■ **RECORDS FOR THE TASK**
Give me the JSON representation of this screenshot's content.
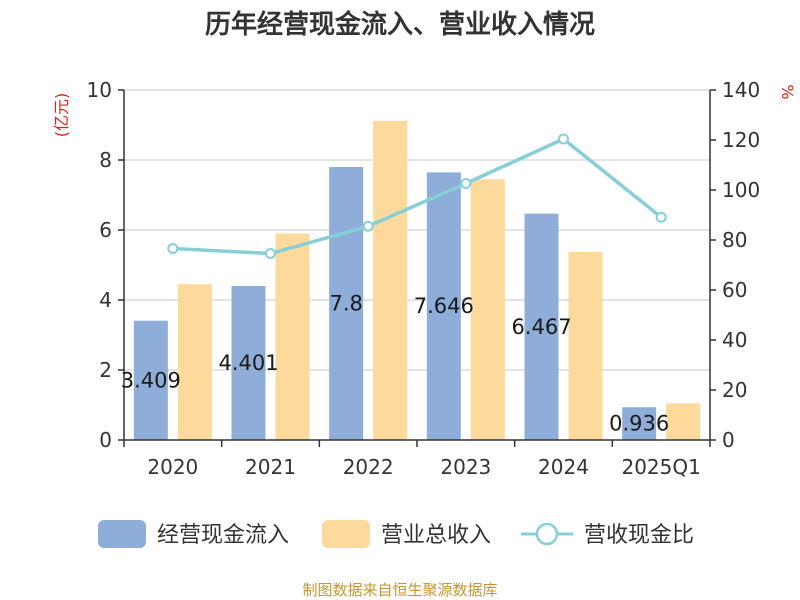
{
  "chart_data": {
    "type": "bar",
    "title": "历年经营现金流入、营业收入情况",
    "categories": [
      "2020",
      "2021",
      "2022",
      "2023",
      "2024",
      "2025Q1"
    ],
    "series": [
      {
        "name": "经营现金流入",
        "type": "bar",
        "axis": "left",
        "color": "#8eadd9",
        "values": [
          3.409,
          4.401,
          7.8,
          7.646,
          6.467,
          0.936
        ],
        "labels": [
          "3.409",
          "4.401",
          "7.8",
          "7.646",
          "6.467",
          "0.936"
        ]
      },
      {
        "name": "营业总收入",
        "type": "bar",
        "axis": "left",
        "color": "#fdd99b",
        "values": [
          4.45,
          5.9,
          9.12,
          7.45,
          5.37,
          1.05
        ]
      },
      {
        "name": "营收现金比",
        "type": "line",
        "axis": "right",
        "color": "#86cfd8",
        "values": [
          76.6,
          74.6,
          85.5,
          102.6,
          120.4,
          89.1
        ]
      }
    ],
    "y_left": {
      "unit": "(亿元)",
      "min": 0,
      "max": 10,
      "ticks": [
        0,
        2,
        4,
        6,
        8,
        10
      ]
    },
    "y_right": {
      "unit": "%",
      "min": 0,
      "max": 140,
      "ticks": [
        0,
        20,
        40,
        60,
        80,
        100,
        120,
        140
      ]
    },
    "grid": true,
    "legend_position": "bottom"
  },
  "footer": {
    "source": "制图数据来自恒生聚源数据库"
  }
}
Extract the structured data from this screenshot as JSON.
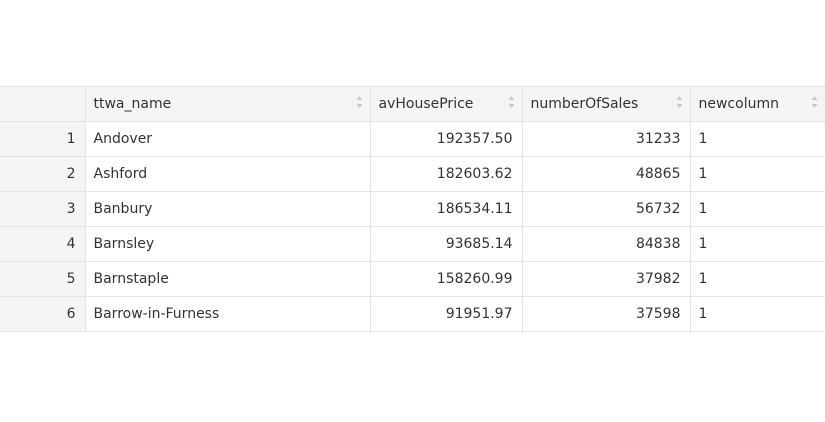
{
  "table": {
    "columns": [
      {
        "label": "",
        "sortable": false
      },
      {
        "label": "ttwa_name",
        "sortable": true
      },
      {
        "label": "avHousePrice",
        "sortable": true
      },
      {
        "label": "numberOfSales",
        "sortable": true
      },
      {
        "label": "newcolumn",
        "sortable": true
      }
    ],
    "rows": [
      {
        "index": "1",
        "ttwa_name": "Andover",
        "avHousePrice": "192357.50",
        "numberOfSales": "31233",
        "newcolumn": "1"
      },
      {
        "index": "2",
        "ttwa_name": "Ashford",
        "avHousePrice": "182603.62",
        "numberOfSales": "48865",
        "newcolumn": "1"
      },
      {
        "index": "3",
        "ttwa_name": "Banbury",
        "avHousePrice": "186534.11",
        "numberOfSales": "56732",
        "newcolumn": "1"
      },
      {
        "index": "4",
        "ttwa_name": "Barnsley",
        "avHousePrice": "93685.14",
        "numberOfSales": "84838",
        "newcolumn": "1"
      },
      {
        "index": "5",
        "ttwa_name": "Barnstaple",
        "avHousePrice": "158260.99",
        "numberOfSales": "37982",
        "newcolumn": "1"
      },
      {
        "index": "6",
        "ttwa_name": "Barrow-in-Furness",
        "avHousePrice": "91951.97",
        "numberOfSales": "37598",
        "newcolumn": "1"
      }
    ]
  },
  "icons": {
    "sort": "sort-arrows-icon"
  },
  "colors": {
    "header_bg": "#f5f5f5",
    "border": "#e4e4e4",
    "text": "#333333",
    "sort_icon": "#c8c8c8"
  }
}
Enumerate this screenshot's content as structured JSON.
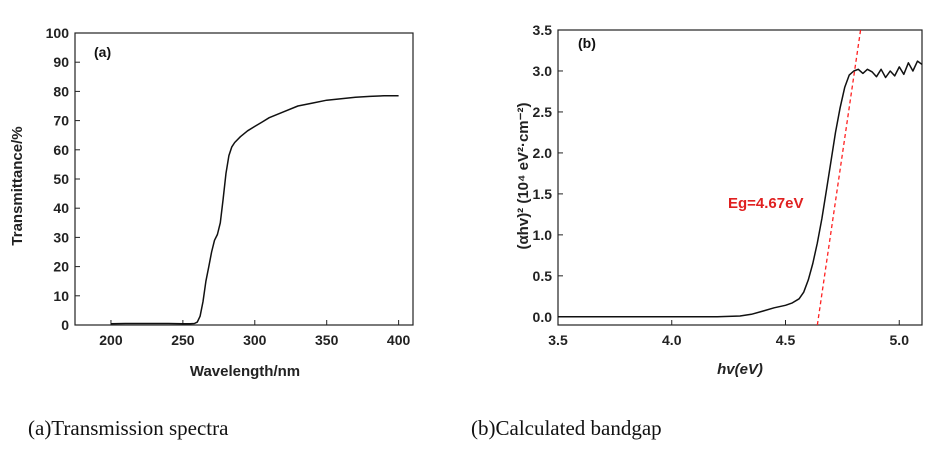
{
  "chart_data": [
    {
      "type": "line",
      "panel_label": "(a)",
      "xlabel": "Wavelength/nm",
      "ylabel": "Transmittance/%",
      "xlim": [
        175,
        410
      ],
      "ylim": [
        0,
        100
      ],
      "xticks": [
        200,
        250,
        300,
        350,
        400
      ],
      "yticks": [
        0,
        10,
        20,
        30,
        40,
        50,
        60,
        70,
        80,
        90,
        100
      ],
      "grid": false,
      "series": [
        {
          "line_color": "#111111",
          "x": [
            200,
            210,
            220,
            230,
            240,
            250,
            255,
            258,
            260,
            262,
            264,
            266,
            268,
            270,
            272,
            274,
            276,
            278,
            280,
            282,
            284,
            286,
            290,
            295,
            300,
            305,
            310,
            320,
            330,
            340,
            350,
            360,
            370,
            380,
            390,
            400
          ],
          "y": [
            0.4,
            0.5,
            0.5,
            0.5,
            0.5,
            0.4,
            0.4,
            0.5,
            1,
            3,
            8,
            15,
            20,
            25,
            29,
            31,
            35,
            43,
            52,
            58,
            61,
            62.5,
            64.5,
            66.5,
            68,
            69.5,
            71,
            73,
            75,
            76,
            77,
            77.5,
            78,
            78.3,
            78.5,
            78.5
          ]
        }
      ],
      "caption": "(a)Transmission spectra"
    },
    {
      "type": "line",
      "panel_label": "(b)",
      "xlabel": "hv(eV)",
      "ylabel": "(αhv)² (10⁴ eV²·cm⁻²)",
      "xlim": [
        3.5,
        5.1
      ],
      "ylim": [
        -0.1,
        3.5
      ],
      "xticks": [
        3.5,
        4.0,
        4.5,
        5.0
      ],
      "yticks": [
        0.0,
        0.5,
        1.0,
        1.5,
        2.0,
        2.5,
        3.0,
        3.5
      ],
      "grid": false,
      "series": [
        {
          "line_color": "#111111",
          "x": [
            3.5,
            3.8,
            4.0,
            4.2,
            4.3,
            4.35,
            4.4,
            4.45,
            4.5,
            4.53,
            4.56,
            4.58,
            4.6,
            4.62,
            4.64,
            4.66,
            4.68,
            4.7,
            4.72,
            4.74,
            4.76,
            4.78,
            4.8,
            4.82,
            4.84,
            4.86,
            4.88,
            4.9,
            4.92,
            4.94,
            4.96,
            4.98,
            5.0,
            5.02,
            5.04,
            5.06,
            5.08,
            5.1
          ],
          "y": [
            0.0,
            0.0,
            0.0,
            0.0,
            0.01,
            0.03,
            0.07,
            0.11,
            0.14,
            0.17,
            0.22,
            0.3,
            0.45,
            0.65,
            0.9,
            1.2,
            1.55,
            1.9,
            2.25,
            2.55,
            2.8,
            2.95,
            3.0,
            3.02,
            2.97,
            3.02,
            2.99,
            2.93,
            3.02,
            2.92,
            3.0,
            2.94,
            3.05,
            2.96,
            3.1,
            3.0,
            3.12,
            3.08
          ]
        }
      ],
      "fit_line": {
        "line_color": "#ff2020",
        "x": [
          4.64,
          4.83
        ],
        "y": [
          -0.1,
          3.5
        ]
      },
      "annotation": "Eg=4.67eV",
      "annotation_color": "#e02020",
      "caption": "(b)Calculated bandgap"
    }
  ]
}
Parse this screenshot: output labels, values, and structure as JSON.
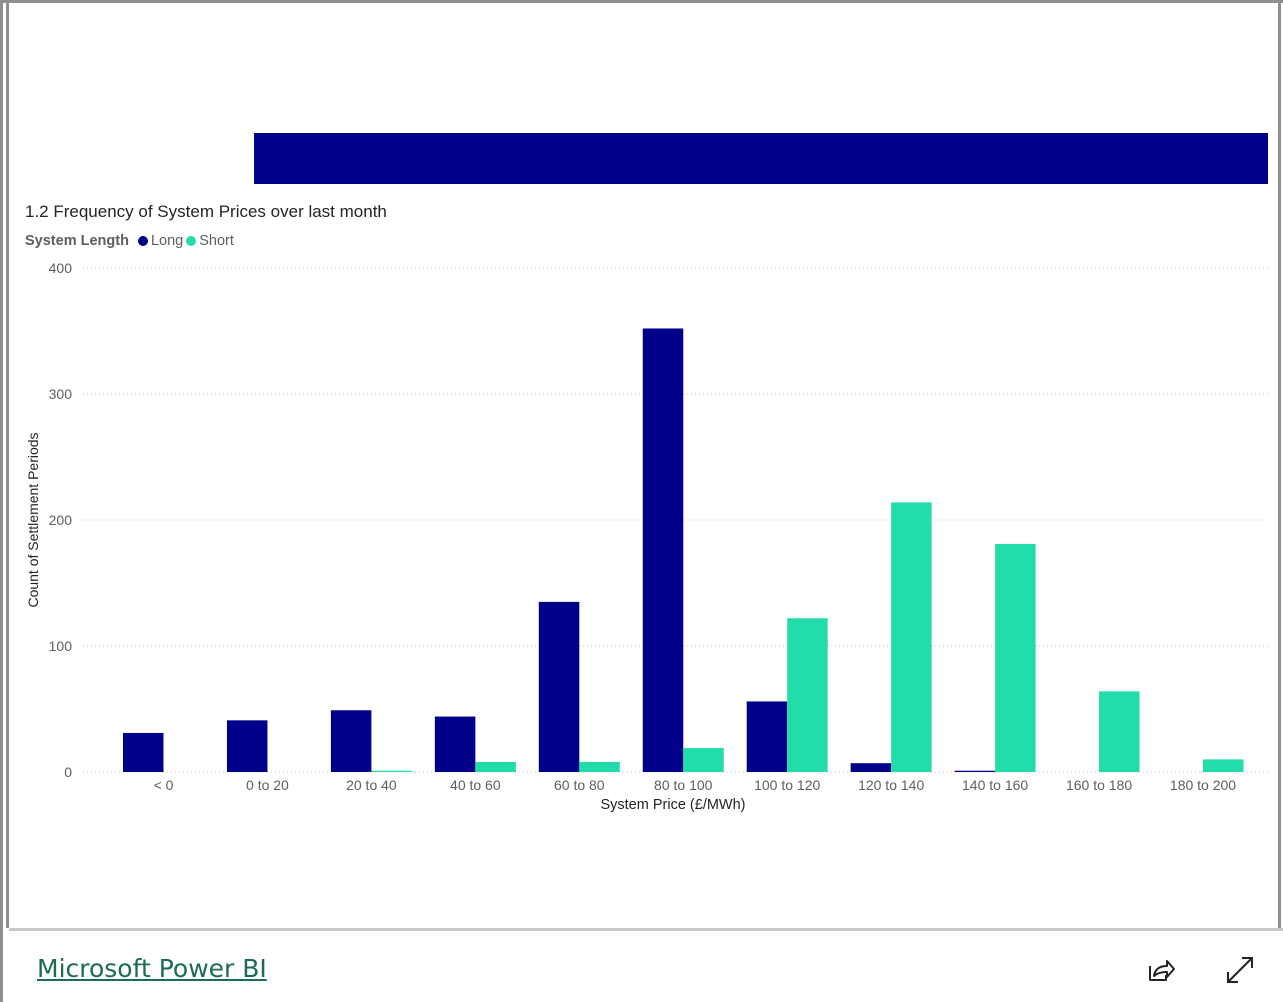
{
  "banner": {
    "color": "#00008b"
  },
  "footer": {
    "link_label": "Microsoft Power BI",
    "share_icon": "share-icon",
    "expand_icon": "expand-icon"
  },
  "chart_data": {
    "type": "bar",
    "title": "1.2 Frequency of System Prices over last month",
    "legend_title": "System Length",
    "legend_position": "top-left",
    "xlabel": "System Price (£/MWh)",
    "ylabel": "Count of Settlement Periods",
    "ylim": [
      0,
      400
    ],
    "yticks": [
      0,
      100,
      200,
      300,
      400
    ],
    "grid": true,
    "categories": [
      "< 0",
      "0 to 20",
      "20 to 40",
      "40 to 60",
      "60 to 80",
      "80 to 100",
      "100 to 120",
      "120 to 140",
      "140 to 160",
      "160 to 180",
      "180 to 200"
    ],
    "series": [
      {
        "name": "Long",
        "color": "#00008b",
        "values": [
          31,
          41,
          49,
          44,
          135,
          352,
          56,
          7,
          1,
          0,
          0
        ]
      },
      {
        "name": "Short",
        "color": "#22ddaa",
        "values": [
          0,
          0,
          1,
          8,
          8,
          19,
          122,
          214,
          181,
          64,
          10
        ]
      }
    ]
  }
}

■ **EXERCISE**
In the copy, include all records verbatim but no images.

■ **ANSWER**
Give me the JSON representation of this screenshot's content.
{
  "chart_data": {
    "type": "bar",
    "title": "历年经营现金流入、营业收入情况",
    "categories": [
      "2020",
      "2021",
      "2022",
      "2023",
      "2024",
      "2025Q1"
    ],
    "series": [
      {
        "name": "经营现金流入",
        "type": "bar",
        "axis": "left",
        "color": "#8eadd9",
        "values": [
          3.409,
          4.401,
          7.8,
          7.646,
          6.467,
          0.936
        ],
        "labels": [
          "3.409",
          "4.401",
          "7.8",
          "7.646",
          "6.467",
          "0.936"
        ]
      },
      {
        "name": "营业总收入",
        "type": "bar",
        "axis": "left",
        "color": "#fdd99b",
        "values": [
          4.45,
          5.9,
          9.12,
          7.45,
          5.37,
          1.05
        ]
      },
      {
        "name": "营收现金比",
        "type": "line",
        "axis": "right",
        "color": "#86cfd8",
        "values": [
          76.6,
          74.6,
          85.5,
          102.6,
          120.4,
          89.1
        ]
      }
    ],
    "y_left": {
      "unit": "(亿元)",
      "min": 0,
      "max": 10,
      "ticks": [
        0,
        2,
        4,
        6,
        8,
        10
      ]
    },
    "y_right": {
      "unit": "%",
      "min": 0,
      "max": 140,
      "ticks": [
        0,
        20,
        40,
        60,
        80,
        100,
        120,
        140
      ]
    },
    "grid": true,
    "legend_position": "bottom"
  },
  "footer": {
    "source": "制图数据来自恒生聚源数据库"
  }
}
Extract the structured data from this screenshot as JSON.
{
  "table": {
    "columns": [
      {
        "label": "",
        "sortable": false
      },
      {
        "label": "ttwa_name",
        "sortable": true
      },
      {
        "label": "avHousePrice",
        "sortable": true
      },
      {
        "label": "numberOfSales",
        "sortable": true
      },
      {
        "label": "newcolumn",
        "sortable": true
      }
    ],
    "rows": [
      {
        "index": "1",
        "ttwa_name": "Andover",
        "avHousePrice": "192357.50",
        "numberOfSales": "31233",
        "newcolumn": "1"
      },
      {
        "index": "2",
        "ttwa_name": "Ashford",
        "avHousePrice": "182603.62",
        "numberOfSales": "48865",
        "newcolumn": "1"
      },
      {
        "index": "3",
        "ttwa_name": "Banbury",
        "avHousePrice": "186534.11",
        "numberOfSales": "56732",
        "newcolumn": "1"
      },
      {
        "index": "4",
        "ttwa_name": "Barnsley",
        "avHousePrice": "93685.14",
        "numberOfSales": "84838",
        "newcolumn": "1"
      },
      {
        "index": "5",
        "ttwa_name": "Barnstaple",
        "avHousePrice": "158260.99",
        "numberOfSales": "37982",
        "newcolumn": "1"
      },
      {
        "index": "6",
        "ttwa_name": "Barrow-in-Furness",
        "avHousePrice": "91951.97",
        "numberOfSales": "37598",
        "newcolumn": "1"
      }
    ]
  },
  "icons": {
    "sort": "sort-arrows-icon"
  },
  "colors": {
    "header_bg": "#f5f5f5",
    "border": "#e4e4e4",
    "text": "#333333",
    "sort_icon": "#c8c8c8"
  }
}
Enumerate this screenshot's content as structured JSON.
{
  "chart_data": [
    {
      "type": "line",
      "panel_label": "(a)",
      "xlabel": "Wavelength/nm",
      "ylabel": "Transmittance/%",
      "xlim": [
        175,
        410
      ],
      "ylim": [
        0,
        100
      ],
      "xticks": [
        200,
        250,
        300,
        350,
        400
      ],
      "yticks": [
        0,
        10,
        20,
        30,
        40,
        50,
        60,
        70,
        80,
        90,
        100
      ],
      "grid": false,
      "series": [
        {
          "line_color": "#111111",
          "x": [
            200,
            210,
            220,
            230,
            240,
            250,
            255,
            258,
            260,
            262,
            264,
            266,
            268,
            270,
            272,
            274,
            276,
            278,
            280,
            282,
            284,
            286,
            290,
            295,
            300,
            305,
            310,
            320,
            330,
            340,
            350,
            360,
            370,
            380,
            390,
            400
          ],
          "y": [
            0.4,
            0.5,
            0.5,
            0.5,
            0.5,
            0.4,
            0.4,
            0.5,
            1,
            3,
            8,
            15,
            20,
            25,
            29,
            31,
            35,
            43,
            52,
            58,
            61,
            62.5,
            64.5,
            66.5,
            68,
            69.5,
            71,
            73,
            75,
            76,
            77,
            77.5,
            78,
            78.3,
            78.5,
            78.5
          ]
        }
      ],
      "caption": "(a)Transmission spectra"
    },
    {
      "type": "line",
      "panel_label": "(b)",
      "xlabel": "hv(eV)",
      "ylabel": "(αhv)² (10⁴ eV²·cm⁻²)",
      "xlim": [
        3.5,
        5.1
      ],
      "ylim": [
        -0.1,
        3.5
      ],
      "xticks": [
        3.5,
        4.0,
        4.5,
        5.0
      ],
      "yticks": [
        0.0,
        0.5,
        1.0,
        1.5,
        2.0,
        2.5,
        3.0,
        3.5
      ],
      "grid": false,
      "series": [
        {
          "line_color": "#111111",
          "x": [
            3.5,
            3.8,
            4.0,
            4.2,
            4.3,
            4.35,
            4.4,
            4.45,
            4.5,
            4.53,
            4.56,
            4.58,
            4.6,
            4.62,
            4.64,
            4.66,
            4.68,
            4.7,
            4.72,
            4.74,
            4.76,
            4.78,
            4.8,
            4.82,
            4.84,
            4.86,
            4.88,
            4.9,
            4.92,
            4.94,
            4.96,
            4.98,
            5.0,
            5.02,
            5.04,
            5.06,
            5.08,
            5.1
          ],
          "y": [
            0.0,
            0.0,
            0.0,
            0.0,
            0.01,
            0.03,
            0.07,
            0.11,
            0.14,
            0.17,
            0.22,
            0.3,
            0.45,
            0.65,
            0.9,
            1.2,
            1.55,
            1.9,
            2.25,
            2.55,
            2.8,
            2.95,
            3.0,
            3.02,
            2.97,
            3.02,
            2.99,
            2.93,
            3.02,
            2.92,
            3.0,
            2.94,
            3.05,
            2.96,
            3.1,
            3.0,
            3.12,
            3.08
          ]
        }
      ],
      "fit_line": {
        "line_color": "#ff2020",
        "x": [
          4.64,
          4.83
        ],
        "y": [
          -0.1,
          3.5
        ]
      },
      "annotation": "Eg=4.67eV",
      "annotation_color": "#e02020",
      "caption": "(b)Calculated bandgap"
    }
  ]
}
Parse this screenshot: output labels, values, and structure as JSON.
{
  "banner": {
    "color": "#00008b"
  },
  "footer": {
    "link_label": "Microsoft Power BI",
    "share_icon": "share-icon",
    "expand_icon": "expand-icon"
  },
  "chart_data": {
    "type": "bar",
    "title": "1.2 Frequency of System Prices over last month",
    "legend_title": "System Length",
    "legend_position": "top-left",
    "xlabel": "System Price (£/MWh)",
    "ylabel": "Count of Settlement Periods",
    "ylim": [
      0,
      400
    ],
    "yticks": [
      0,
      100,
      200,
      300,
      400
    ],
    "grid": true,
    "categories": [
      "< 0",
      "0 to 20",
      "20 to 40",
      "40 to 60",
      "60 to 80",
      "80 to 100",
      "100 to 120",
      "120 to 140",
      "140 to 160",
      "160 to 180",
      "180 to 200"
    ],
    "series": [
      {
        "name": "Long",
        "color": "#00008b",
        "values": [
          31,
          41,
          49,
          44,
          135,
          352,
          56,
          7,
          1,
          0,
          0
        ]
      },
      {
        "name": "Short",
        "color": "#22ddaa",
        "values": [
          0,
          0,
          1,
          8,
          8,
          19,
          122,
          214,
          181,
          64,
          10
        ]
      }
    ]
  }
}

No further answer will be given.